Work required:
Answer these about the depreciation passage below:
(a) Which two methods may a taxpayer use to calculate depreciation?
(b) From which day does depreciation on an object of depreciable property begin to accrue?
(c) Which objects must be depreciated by the linear method?

1. For the purposes of the present Chapter, the taxpayer shall calculate the depreciation using one of the following methods, while taking into account the specifics envisaged by this Chapter:

1) the linear method;

2) the non-linear method.

2. The sum of depreciation for the purposes of taxation shall be defined by taxpayers every month, in accordance with the procedure established by the present Article. The depreciation shall be calculated separately for every object of the depreciated property.

Depreciation with regard to an object of depreciable property shall be accrued beginning from the first day of the month next following the month when this object was put into operation.

Charging depreciation with regard to an object of depreciable property shall be terminated beginning from the first day of the month next following the month when the cost of such object was completely written off or when this object was excluded from the composition of the depreciable property of a taxpayer for any reasons.

3. The taxpayer shall apply the linear method for the calculation of the depreciated property towards the buildings, structures and transmission appliances, included into the eighth to tenth depreciation groups, regardless of the deadline for putting these objects into operation.

The taxpayer shall have the right to apply to the rest of the fixed assets any one of the methods presented in Item 1 of this Article.

The method of calculating the depreciation selected by a taxpayer may not be changed within the entire period of calculating depreciation for an object of depreciable property.

The calculation of the depreciation with respect to an object of the depreciated property shall be effected in accordance with the depreciation norm established for the given object proceeding from its term of beneficial use.

Stored data:
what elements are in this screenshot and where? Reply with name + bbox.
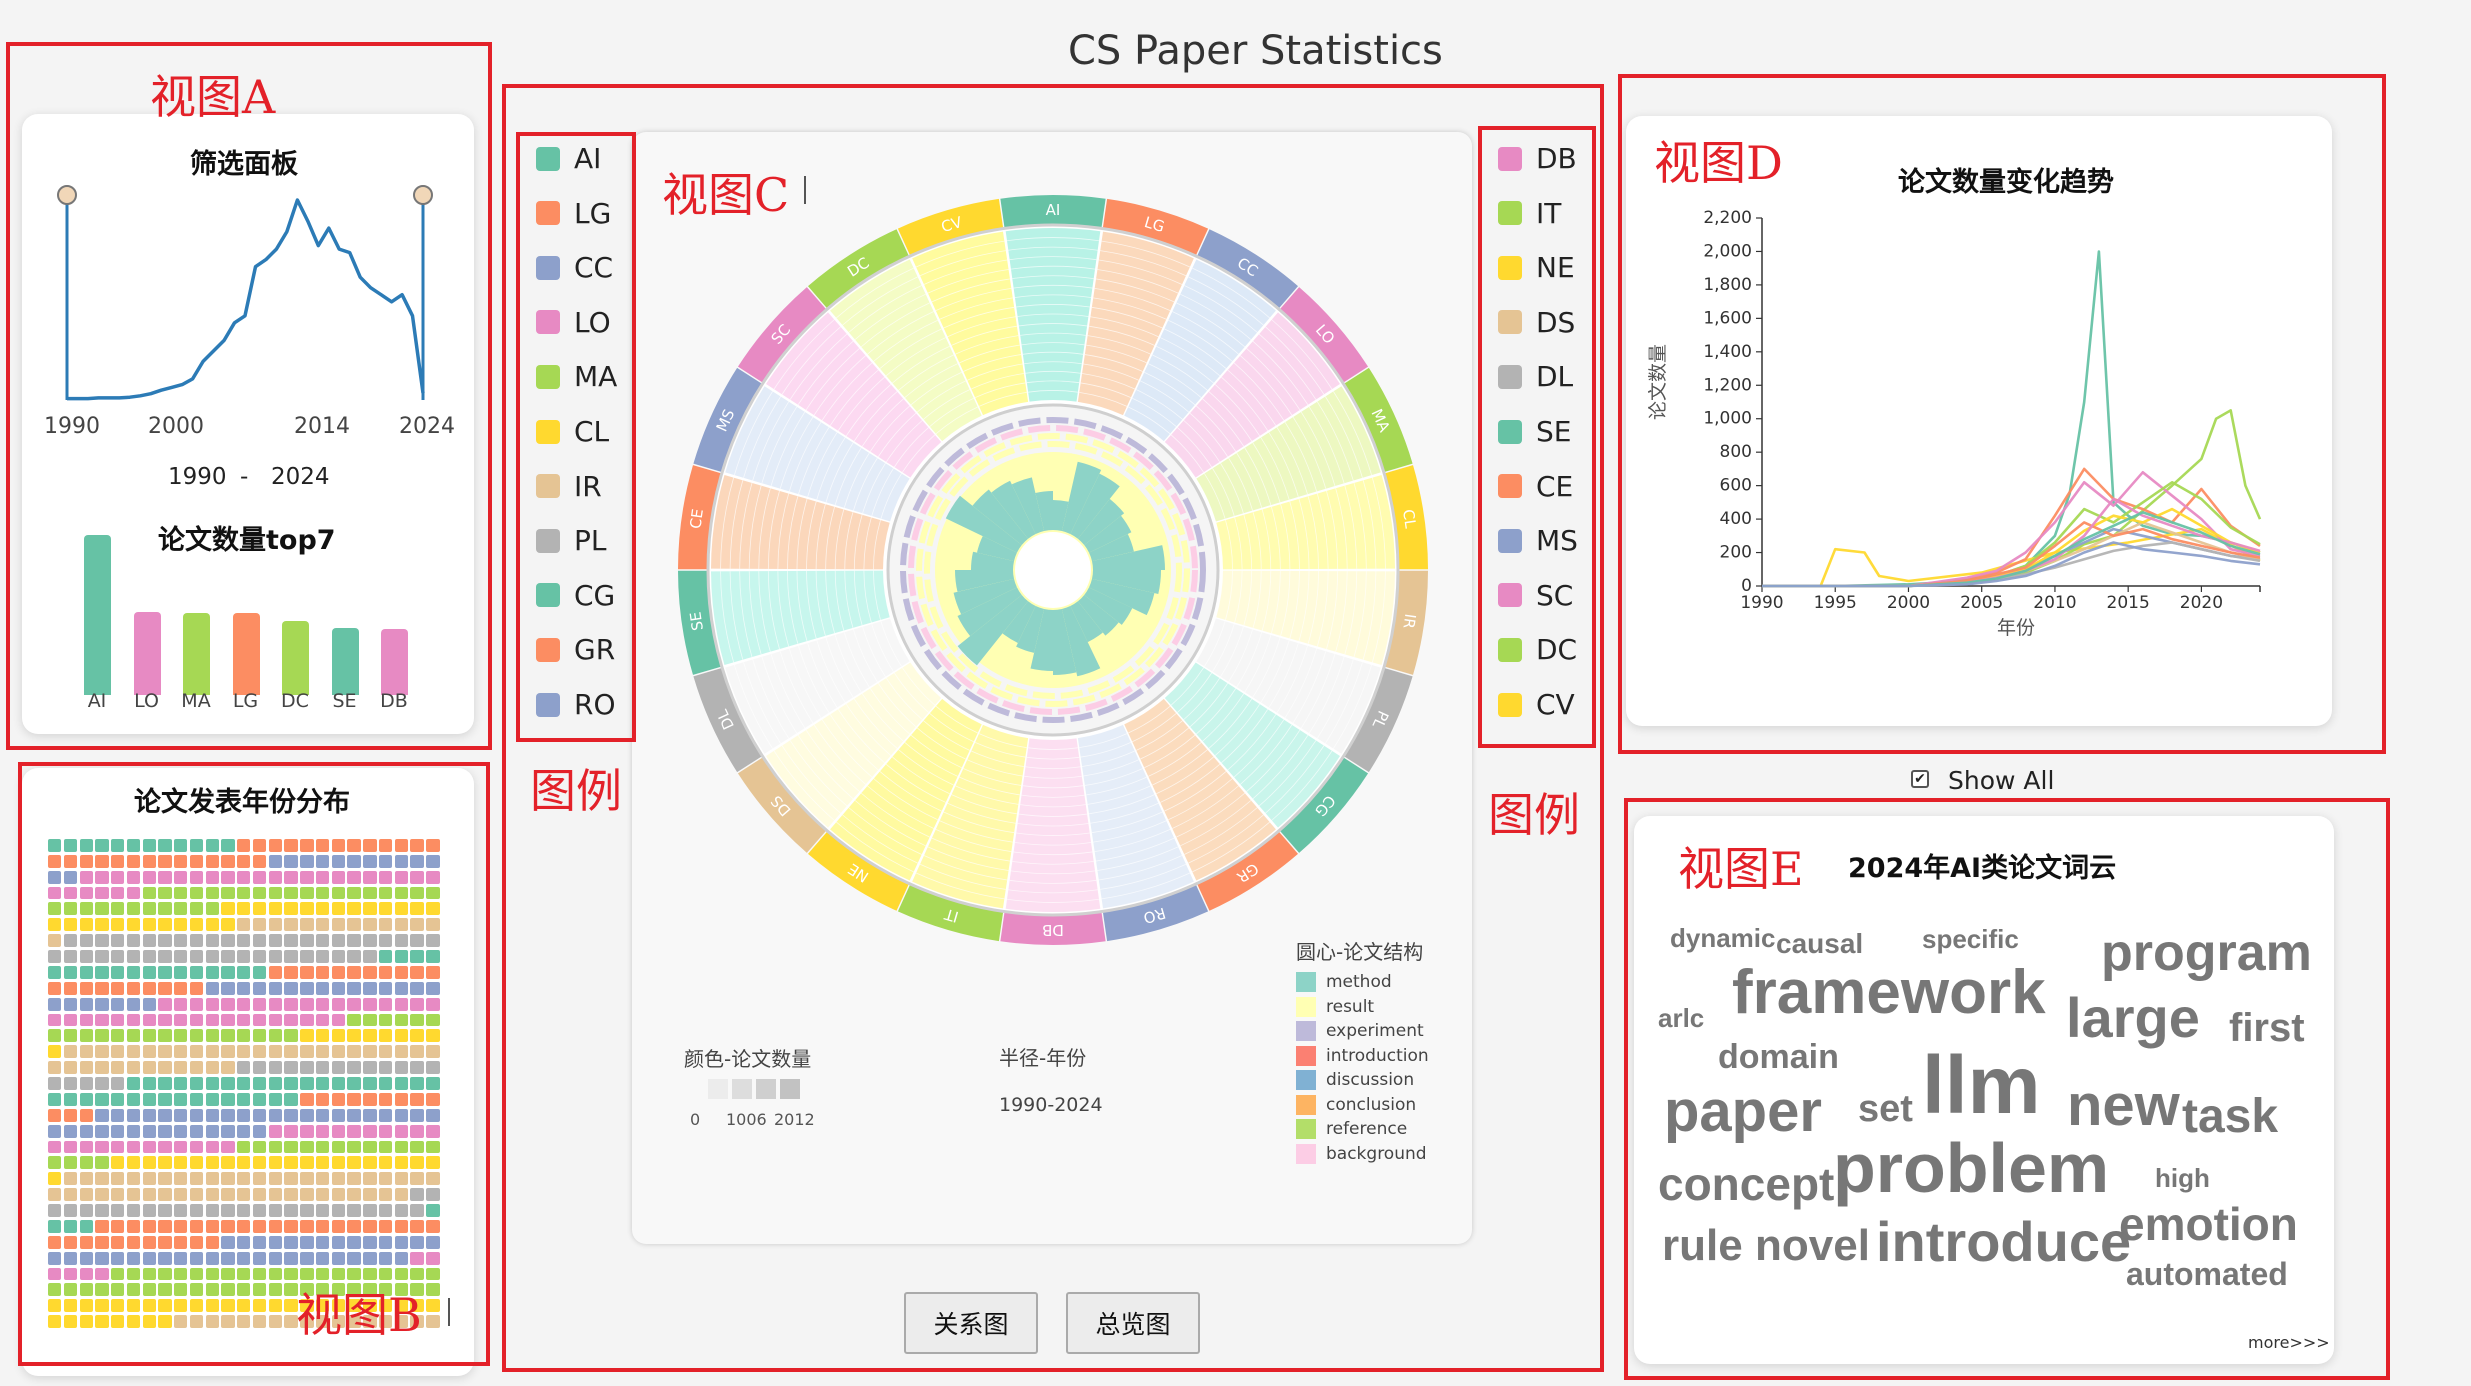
view-b-cursor xyxy=(448,1298,450,1326)
view-c-frame xyxy=(502,84,1604,1372)
view-a-frame xyxy=(6,42,492,750)
show-all-label[interactable]: Show All xyxy=(1948,766,2054,795)
legend-right-label: 图例 xyxy=(1488,788,1580,842)
view-b-label: 视图B xyxy=(296,1288,422,1342)
legend-left-frame xyxy=(516,132,636,742)
view-c-cursor xyxy=(804,176,806,204)
legend-left-label: 图例 xyxy=(530,764,622,818)
show-all-checkbox[interactable]: ✔ xyxy=(1911,770,1929,788)
view-b-frame xyxy=(18,762,490,1366)
page-title: CS Paper Statistics xyxy=(1068,28,1443,74)
view-c-label: 视图C xyxy=(662,168,790,222)
view-d-label: 视图D xyxy=(1654,136,1783,190)
view-e-label: 视图E xyxy=(1678,842,1804,896)
view-a-label: 视图A xyxy=(150,70,276,124)
legend-right-frame xyxy=(1478,126,1596,748)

Right answer:
(a) The linear method and the non-linear method.
(b) From the first day of the month following the month when the object was put into operation.
(c) Buildings, structures and transmission appliances included in the eighth to tenth depreciation groups.